↓↓↓
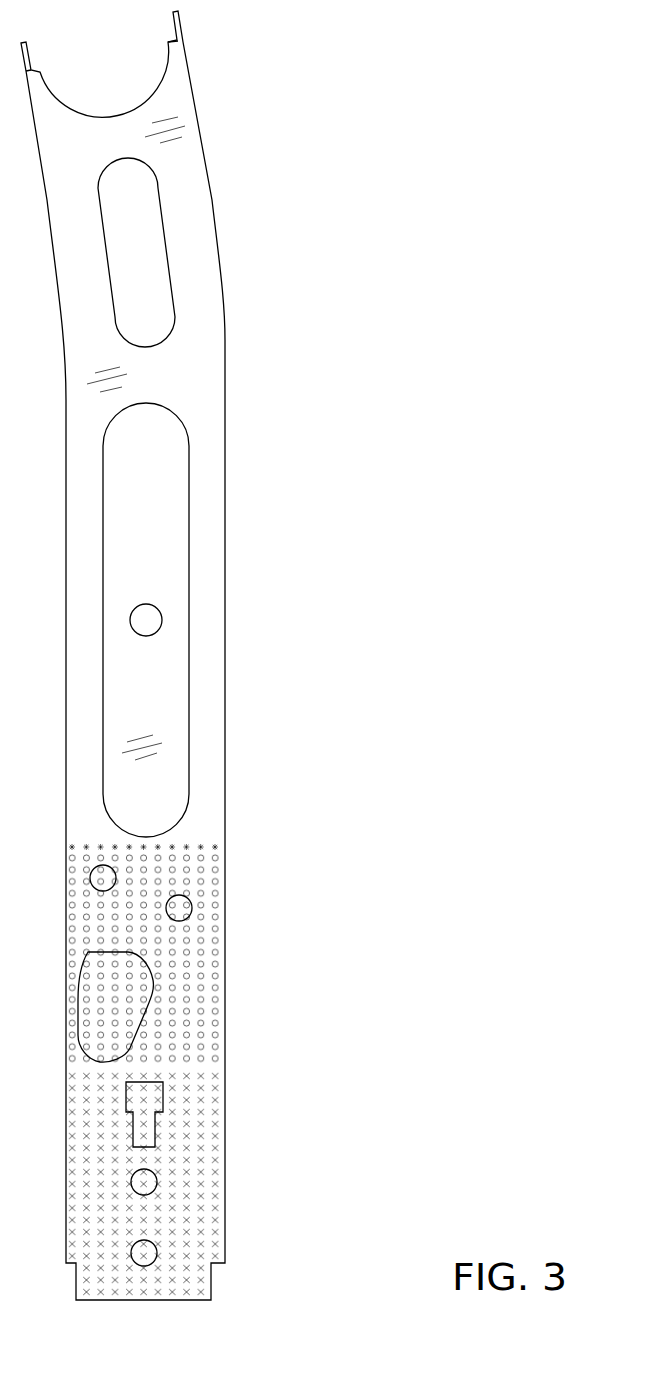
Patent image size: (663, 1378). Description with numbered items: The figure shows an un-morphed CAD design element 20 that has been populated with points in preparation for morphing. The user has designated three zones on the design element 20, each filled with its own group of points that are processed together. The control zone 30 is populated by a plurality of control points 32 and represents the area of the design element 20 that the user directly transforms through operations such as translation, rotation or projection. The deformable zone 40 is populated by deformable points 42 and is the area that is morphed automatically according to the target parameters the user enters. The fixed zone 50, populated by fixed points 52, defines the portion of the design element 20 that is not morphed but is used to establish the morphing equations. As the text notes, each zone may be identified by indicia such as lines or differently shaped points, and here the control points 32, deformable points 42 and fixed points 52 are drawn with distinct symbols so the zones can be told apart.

The CAD design element 20 is at (232, 573).
The control zone 30 is at (200, 1185).
The control points 32 is at (213, 1188).
The deformable zone 40 is at (225, 921).
The deformable points 42 is at (215, 967).
The fixed zone 50 is at (230, 902).
The fixed points 52 is at (189, 847).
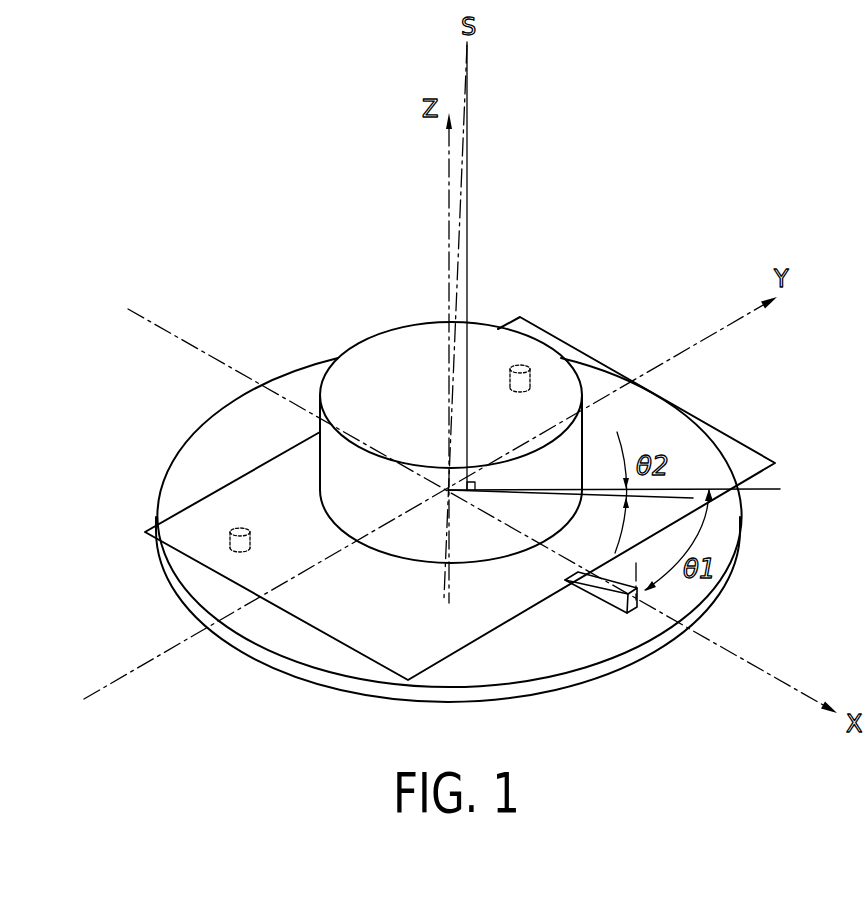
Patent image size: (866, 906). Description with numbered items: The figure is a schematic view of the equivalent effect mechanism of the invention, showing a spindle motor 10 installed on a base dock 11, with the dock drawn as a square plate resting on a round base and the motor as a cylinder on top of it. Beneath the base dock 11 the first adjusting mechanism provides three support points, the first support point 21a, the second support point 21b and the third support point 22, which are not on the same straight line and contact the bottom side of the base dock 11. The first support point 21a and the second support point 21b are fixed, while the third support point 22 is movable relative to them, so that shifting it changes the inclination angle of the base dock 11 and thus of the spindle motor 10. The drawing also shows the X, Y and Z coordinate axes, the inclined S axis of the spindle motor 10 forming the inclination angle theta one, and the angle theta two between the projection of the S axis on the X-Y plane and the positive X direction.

The spindle motor 10 is at (514, 350).
The base dock 11 is at (725, 460).
The first support point 21a is at (528, 367).
The second support point 21b is at (230, 533).
The third support point 22 is at (618, 612).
↑↑↑
- Exercise details -
Please format as a JSON list of strings, one per line and skipping blank lines, the records starting at the line containing "Patent image size: (866, 906)." and ending at the last line of the records.

- In response -
[
  "Patent image size: (866, 906). Description with numbered items: The figure is a schematic view of the equivalent effect mechanism of the invention, showing a spindle motor 10 installed on a base dock 11, with the dock drawn as a square plate resting on a round base and the motor as a cylinder on top of it. Beneath the base dock 11 the first adjusting mechanism provides three support points, the first support point 21a, the second support point 21b and the third support point 22, which are not on the same straight line and contact the bottom side of the base dock 11. The first support point 21a and the second support point 21b are fixed, while the third support point 22 is movable relative to them, so that shifting it changes the inclination angle of the base dock 11 and thus of the spindle motor 10. The drawing also shows the X, Y and Z coordinate axes, the inclined S axis of the spindle motor 10 forming the inclination angle theta one, and the angle theta two between the projection of the S axis on the X-Y plane and the positive X direction.",
  "The spindle motor 10 is at (514, 350).",
  "The base dock 11 is at (725, 460).",
  "The first support point 21a is at (528, 367).",
  "The second support point 21b is at (230, 533).",
  "The third support point 22 is at (618, 612)."
]